**PROVIDED DATA:**
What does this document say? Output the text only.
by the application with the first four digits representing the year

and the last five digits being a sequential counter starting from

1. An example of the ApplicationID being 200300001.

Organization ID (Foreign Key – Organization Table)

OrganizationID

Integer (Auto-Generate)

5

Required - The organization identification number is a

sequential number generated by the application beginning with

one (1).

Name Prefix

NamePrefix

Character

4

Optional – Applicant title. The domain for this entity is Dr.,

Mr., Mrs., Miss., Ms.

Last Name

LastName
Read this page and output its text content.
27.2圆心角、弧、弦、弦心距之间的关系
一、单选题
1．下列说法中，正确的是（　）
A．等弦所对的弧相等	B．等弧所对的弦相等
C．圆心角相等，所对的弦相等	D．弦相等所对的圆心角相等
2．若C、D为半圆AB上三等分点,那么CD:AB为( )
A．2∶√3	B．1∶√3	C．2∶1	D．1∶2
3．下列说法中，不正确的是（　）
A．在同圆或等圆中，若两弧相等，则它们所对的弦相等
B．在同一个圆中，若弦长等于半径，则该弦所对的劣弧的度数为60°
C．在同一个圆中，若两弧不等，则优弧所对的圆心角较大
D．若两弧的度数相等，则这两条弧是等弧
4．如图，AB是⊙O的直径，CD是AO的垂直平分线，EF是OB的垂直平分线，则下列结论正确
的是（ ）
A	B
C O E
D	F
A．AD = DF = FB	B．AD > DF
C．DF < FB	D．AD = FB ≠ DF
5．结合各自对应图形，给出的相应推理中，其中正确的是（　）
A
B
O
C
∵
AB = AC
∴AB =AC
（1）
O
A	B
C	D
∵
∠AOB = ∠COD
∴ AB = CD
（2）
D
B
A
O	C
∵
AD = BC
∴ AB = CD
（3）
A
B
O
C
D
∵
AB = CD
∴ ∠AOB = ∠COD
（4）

**GOAL:** All the data must be duplicated exactly, with nothing added or removed.

**OUTPUT OF THE EXERCISE:**
What does this document say? Output the text only.
by the application with the first four digits representing the year

and the last five digits being a sequential counter starting from

1. An example of the ApplicationID being 200300001.

Organization ID (Foreign Key – Organization Table)

OrganizationID

Integer (Auto-Generate)

5

Required - The organization identification number is a

sequential number generated by the application beginning with

one (1).

Name Prefix

NamePrefix

Character

4

Optional – Applicant title. The domain for this entity is Dr.,

Mr., Mrs., Miss., Ms.

Last Name

LastName
Read this page and output its text content.
27.2圆心角、弧、弦、弦心距之间的关系
一、单选题
1．下列说法中，正确的是（　）
A．等弦所对的弧相等	B．等弧所对的弦相等
C．圆心角相等，所对的弦相等	D．弦相等所对的圆心角相等
2．若C、D为半圆AB上三等分点,那么CD:AB为( )
A．2∶√3	B．1∶√3	C．2∶1	D．1∶2
3．下列说法中，不正确的是（　）
A．在同圆或等圆中，若两弧相等，则它们所对的弦相等
B．在同一个圆中，若弦长等于半径，则该弦所对的劣弧的度数为60°
C．在同一个圆中，若两弧不等，则优弧所对的圆心角较大
D．若两弧的度数相等，则这两条弧是等弧
4．如图，AB是⊙O的直径，CD是AO的垂直平分线，EF是OB的垂直平分线，则下列结论正确
的是（ ）
A	B
C O E
D	F
A．AD = DF = FB	B．AD > DF
C．DF < FB	D．AD = FB ≠ DF
5．结合各自对应图形，给出的相应推理中，其中正确的是（　）
A
B
O
C
∵
AB = AC
∴AB =AC
（1）
O
A	B
C	D
∵
∠AOB = ∠COD
∴ AB = CD
（2）
D
B
A
O	C
∵
AD = BC
∴ AB = CD
（3）
A
B
O
C
D
∵
AB = CD
∴ ∠AOB = ∠COD
（4）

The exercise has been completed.